WHAT YOU NEED TO DO:
Everything from the line that holds "What's the underlying" through the end of the data below should be output exactly, both ends included.
------ INPUT FOR THIS TASK ------
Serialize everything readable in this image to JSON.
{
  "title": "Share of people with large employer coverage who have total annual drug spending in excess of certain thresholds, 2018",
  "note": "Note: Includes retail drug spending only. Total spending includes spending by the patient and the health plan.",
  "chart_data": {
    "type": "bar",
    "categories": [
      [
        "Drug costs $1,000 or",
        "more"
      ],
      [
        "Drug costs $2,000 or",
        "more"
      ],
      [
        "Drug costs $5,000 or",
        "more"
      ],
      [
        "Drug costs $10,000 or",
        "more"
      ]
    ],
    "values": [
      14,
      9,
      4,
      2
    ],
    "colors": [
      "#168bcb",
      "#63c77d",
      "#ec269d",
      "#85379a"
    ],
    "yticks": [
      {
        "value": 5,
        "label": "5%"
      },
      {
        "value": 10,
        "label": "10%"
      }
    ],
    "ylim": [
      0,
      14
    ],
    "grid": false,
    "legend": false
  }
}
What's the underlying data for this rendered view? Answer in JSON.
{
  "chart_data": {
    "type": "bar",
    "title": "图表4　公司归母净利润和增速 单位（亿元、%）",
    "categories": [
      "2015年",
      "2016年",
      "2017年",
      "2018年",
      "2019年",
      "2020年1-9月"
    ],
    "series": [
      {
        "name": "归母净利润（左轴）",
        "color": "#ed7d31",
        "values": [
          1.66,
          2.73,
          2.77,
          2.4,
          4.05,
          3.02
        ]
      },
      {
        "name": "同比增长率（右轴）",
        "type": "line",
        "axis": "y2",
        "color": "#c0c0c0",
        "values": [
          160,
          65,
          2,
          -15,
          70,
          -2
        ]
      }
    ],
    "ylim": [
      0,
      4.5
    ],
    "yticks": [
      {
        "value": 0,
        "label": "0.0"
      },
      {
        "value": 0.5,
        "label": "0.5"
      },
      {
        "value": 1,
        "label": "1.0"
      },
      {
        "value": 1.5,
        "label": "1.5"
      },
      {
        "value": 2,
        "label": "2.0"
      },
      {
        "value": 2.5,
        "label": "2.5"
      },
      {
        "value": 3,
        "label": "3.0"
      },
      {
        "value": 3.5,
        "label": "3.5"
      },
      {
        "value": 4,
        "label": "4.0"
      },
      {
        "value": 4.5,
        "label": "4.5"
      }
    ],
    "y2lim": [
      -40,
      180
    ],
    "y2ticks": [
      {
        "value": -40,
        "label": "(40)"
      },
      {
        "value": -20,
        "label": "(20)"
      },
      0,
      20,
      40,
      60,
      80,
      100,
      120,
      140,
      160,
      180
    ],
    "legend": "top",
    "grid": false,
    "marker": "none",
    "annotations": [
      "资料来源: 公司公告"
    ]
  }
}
------
RESPONSE:
What's the underlying data for this rendered view? Answer in JSON.
{
  "chart_data": {
    "type": "bar",
    "title": "图表4　公司归母净利润和增速 单位（亿元、%）",
    "categories": [
      "2015年",
      "2016年",
      "2017年",
      "2018年",
      "2019年",
      "2020年1-9月"
    ],
    "series": [
      {
        "name": "归母净利润（左轴）",
        "color": "#ed7d31",
        "values": [
          1.66,
          2.73,
          2.77,
          2.4,
          4.05,
          3.02
        ]
      },
      {
        "name": "同比增长率（右轴）",
        "type": "line",
        "axis": "y2",
        "color": "#c0c0c0",
        "values": [
          160,
          65,
          2,
          -15,
          70,
          -2
        ]
      }
    ],
    "ylim": [
      0,
      4.5
    ],
    "yticks": [
      {
        "value": 0,
        "label": "0.0"
      },
      {
        "value": 0.5,
        "label": "0.5"
      },
      {
        "value": 1,
        "label": "1.0"
      },
      {
        "value": 1.5,
        "label": "1.5"
      },
      {
        "value": 2,
        "label": "2.0"
      },
      {
        "value": 2.5,
        "label": "2.5"
      },
      {
        "value": 3,
        "label": "3.0"
      },
      {
        "value": 3.5,
        "label": "3.5"
      },
      {
        "value": 4,
        "label": "4.0"
      },
      {
        "value": 4.5,
        "label": "4.5"
      }
    ],
    "y2lim": [
      -40,
      180
    ],
    "y2ticks": [
      {
        "value": -40,
        "label": "(40)"
      },
      {
        "value": -20,
        "label": "(20)"
      },
      0,
      20,
      40,
      60,
      80,
      100,
      120,
      140,
      160,
      180
    ],
    "legend": "top",
    "grid": false,
    "marker": "none",
    "annotations": [
      "资料来源: 公司公告"
    ]
  }
}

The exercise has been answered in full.